» EXERCISE:
Reproduce the full listing that appears beneath this instruction exactly.

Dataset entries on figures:
## Start

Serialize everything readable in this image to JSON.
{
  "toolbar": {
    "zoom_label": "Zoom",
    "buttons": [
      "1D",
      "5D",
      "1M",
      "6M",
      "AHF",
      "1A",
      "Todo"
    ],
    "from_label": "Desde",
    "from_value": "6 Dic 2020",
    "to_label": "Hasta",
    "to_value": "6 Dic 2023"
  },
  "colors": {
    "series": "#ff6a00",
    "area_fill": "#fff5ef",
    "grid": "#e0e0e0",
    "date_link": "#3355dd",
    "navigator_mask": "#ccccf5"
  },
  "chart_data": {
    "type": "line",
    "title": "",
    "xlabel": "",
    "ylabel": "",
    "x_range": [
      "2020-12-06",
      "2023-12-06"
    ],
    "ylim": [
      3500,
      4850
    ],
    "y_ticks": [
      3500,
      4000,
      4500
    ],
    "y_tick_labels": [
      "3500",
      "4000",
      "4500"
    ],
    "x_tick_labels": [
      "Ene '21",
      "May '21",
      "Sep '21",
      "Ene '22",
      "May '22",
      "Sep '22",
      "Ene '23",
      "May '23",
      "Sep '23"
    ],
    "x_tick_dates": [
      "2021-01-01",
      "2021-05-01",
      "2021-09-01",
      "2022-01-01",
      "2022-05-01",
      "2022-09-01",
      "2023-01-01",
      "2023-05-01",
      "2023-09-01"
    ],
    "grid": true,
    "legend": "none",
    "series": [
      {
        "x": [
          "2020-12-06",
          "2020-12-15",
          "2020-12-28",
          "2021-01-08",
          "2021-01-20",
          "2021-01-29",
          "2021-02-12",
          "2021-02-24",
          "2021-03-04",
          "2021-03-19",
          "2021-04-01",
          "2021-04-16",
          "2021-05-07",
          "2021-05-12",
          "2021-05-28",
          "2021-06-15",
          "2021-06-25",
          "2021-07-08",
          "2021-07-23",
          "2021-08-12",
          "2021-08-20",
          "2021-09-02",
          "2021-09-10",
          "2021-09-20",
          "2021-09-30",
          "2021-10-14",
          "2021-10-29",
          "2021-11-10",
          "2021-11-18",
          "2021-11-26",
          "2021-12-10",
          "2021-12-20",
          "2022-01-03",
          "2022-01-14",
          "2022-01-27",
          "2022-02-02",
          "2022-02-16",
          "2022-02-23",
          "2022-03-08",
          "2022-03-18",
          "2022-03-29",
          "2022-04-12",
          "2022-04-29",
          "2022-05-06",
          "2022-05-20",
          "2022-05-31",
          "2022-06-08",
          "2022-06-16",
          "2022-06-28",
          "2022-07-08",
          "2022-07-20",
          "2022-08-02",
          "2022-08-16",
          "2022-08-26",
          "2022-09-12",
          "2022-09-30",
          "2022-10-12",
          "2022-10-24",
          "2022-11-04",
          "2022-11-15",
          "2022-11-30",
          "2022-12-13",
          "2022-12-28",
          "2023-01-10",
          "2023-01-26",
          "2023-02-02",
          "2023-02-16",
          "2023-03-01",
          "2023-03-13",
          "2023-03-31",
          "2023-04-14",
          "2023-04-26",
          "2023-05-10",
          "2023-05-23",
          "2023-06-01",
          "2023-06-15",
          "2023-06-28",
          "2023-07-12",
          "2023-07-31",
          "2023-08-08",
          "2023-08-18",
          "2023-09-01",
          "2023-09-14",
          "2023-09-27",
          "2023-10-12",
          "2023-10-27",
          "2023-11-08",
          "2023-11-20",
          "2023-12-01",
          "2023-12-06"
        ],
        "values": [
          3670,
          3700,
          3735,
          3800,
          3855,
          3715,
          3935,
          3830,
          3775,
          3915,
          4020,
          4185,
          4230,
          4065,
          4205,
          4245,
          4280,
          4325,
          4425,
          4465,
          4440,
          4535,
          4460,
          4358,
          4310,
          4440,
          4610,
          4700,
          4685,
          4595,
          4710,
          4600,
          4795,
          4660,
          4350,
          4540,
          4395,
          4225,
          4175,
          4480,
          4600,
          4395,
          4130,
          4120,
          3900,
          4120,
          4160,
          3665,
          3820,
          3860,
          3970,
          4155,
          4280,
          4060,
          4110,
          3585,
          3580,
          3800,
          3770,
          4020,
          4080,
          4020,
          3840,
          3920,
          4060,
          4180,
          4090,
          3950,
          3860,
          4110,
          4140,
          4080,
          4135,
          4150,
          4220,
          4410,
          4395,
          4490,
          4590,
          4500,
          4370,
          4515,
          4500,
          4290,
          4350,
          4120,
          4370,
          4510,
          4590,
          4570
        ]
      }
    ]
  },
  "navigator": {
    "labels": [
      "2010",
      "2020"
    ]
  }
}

## End

» EXERCISE OUTPUT:
Serialize everything readable in this image to JSON.
{
  "toolbar": {
    "zoom_label": "Zoom",
    "buttons": [
      "1D",
      "5D",
      "1M",
      "6M",
      "AHF",
      "1A",
      "Todo"
    ],
    "from_label": "Desde",
    "from_value": "6 Dic 2020",
    "to_label": "Hasta",
    "to_value": "6 Dic 2023"
  },
  "colors": {
    "series": "#ff6a00",
    "area_fill": "#fff5ef",
    "grid": "#e0e0e0",
    "date_link": "#3355dd",
    "navigator_mask": "#ccccf5"
  },
  "chart_data": {
    "type": "line",
    "title": "",
    "xlabel": "",
    "ylabel": "",
    "x_range": [
      "2020-12-06",
      "2023-12-06"
    ],
    "ylim": [
      3500,
      4850
    ],
    "y_ticks": [
      3500,
      4000,
      4500
    ],
    "y_tick_labels": [
      "3500",
      "4000",
      "4500"
    ],
    "x_tick_labels": [
      "Ene '21",
      "May '21",
      "Sep '21",
      "Ene '22",
      "May '22",
      "Sep '22",
      "Ene '23",
      "May '23",
      "Sep '23"
    ],
    "x_tick_dates": [
      "2021-01-01",
      "2021-05-01",
      "2021-09-01",
      "2022-01-01",
      "2022-05-01",
      "2022-09-01",
      "2023-01-01",
      "2023-05-01",
      "2023-09-01"
    ],
    "grid": true,
    "legend": "none",
    "series": [
      {
        "x": [
          "2020-12-06",
          "2020-12-15",
          "2020-12-28",
          "2021-01-08",
          "2021-01-20",
          "2021-01-29",
          "2021-02-12",
          "2021-02-24",
          "2021-03-04",
          "2021-03-19",
          "2021-04-01",
          "2021-04-16",
          "2021-05-07",
          "2021-05-12",
          "2021-05-28",
          "2021-06-15",
          "2021-06-25",
          "2021-07-08",
          "2021-07-23",
          "2021-08-12",
          "2021-08-20",
          "2021-09-02",
          "2021-09-10",
          "2021-09-20",
          "2021-09-30",
          "2021-10-14",
          "2021-10-29",
          "2021-11-10",
          "2021-11-18",
          "2021-11-26",
          "2021-12-10",
          "2021-12-20",
          "2022-01-03",
          "2022-01-14",
          "2022-01-27",
          "2022-02-02",
          "2022-02-16",
          "2022-02-23",
          "2022-03-08",
          "2022-03-18",
          "2022-03-29",
          "2022-04-12",
          "2022-04-29",
          "2022-05-06",
          "2022-05-20",
          "2022-05-31",
          "2022-06-08",
          "2022-06-16",
          "2022-06-28",
          "2022-07-08",
          "2022-07-20",
          "2022-08-02",
          "2022-08-16",
          "2022-08-26",
          "2022-09-12",
          "2022-09-30",
          "2022-10-12",
          "2022-10-24",
          "2022-11-04",
          "2022-11-15",
          "2022-11-30",
          "2022-12-13",
          "2022-12-28",
          "2023-01-10",
          "2023-01-26",
          "2023-02-02",
          "2023-02-16",
          "2023-03-01",
          "2023-03-13",
          "2023-03-31",
          "2023-04-14",
          "2023-04-26",
          "2023-05-10",
          "2023-05-23",
          "2023-06-01",
          "2023-06-15",
          "2023-06-28",
          "2023-07-12",
          "2023-07-31",
          "2023-08-08",
          "2023-08-18",
          "2023-09-01",
          "2023-09-14",
          "2023-09-27",
          "2023-10-12",
          "2023-10-27",
          "2023-11-08",
          "2023-11-20",
          "2023-12-01",
          "2023-12-06"
        ],
        "values": [
          3670,
          3700,
          3735,
          3800,
          3855,
          3715,
          3935,
          3830,
          3775,
          3915,
          4020,
          4185,
          4230,
          4065,
          4205,
          4245,
          4280,
          4325,
          4425,
          4465,
          4440,
          4535,
          4460,
          4358,
          4310,
          4440,
          4610,
          4700,
          4685,
          4595,
          4710,
          4600,
          4795,
          4660,
          4350,
          4540,
          4395,
          4225,
          4175,
          4480,
          4600,
          4395,
          4130,
          4120,
          3900,
          4120,
          4160,
          3665,
          3820,
          3860,
          3970,
          4155,
          4280,
          4060,
          4110,
          3585,
          3580,
          3800,
          3770,
          4020,
          4080,
          4020,
          3840,
          3920,
          4060,
          4180,
          4090,
          3950,
          3860,
          4110,
          4140,
          4080,
          4135,
          4150,
          4220,
          4410,
          4395,
          4490,
          4590,
          4500,
          4370,
          4515,
          4500,
          4290,
          4350,
          4120,
          4370,
          4510,
          4590,
          4570
        ]
      }
    ]
  },
  "navigator": {
    "labels": [
      "2010",
      "2020"
    ]
  }
}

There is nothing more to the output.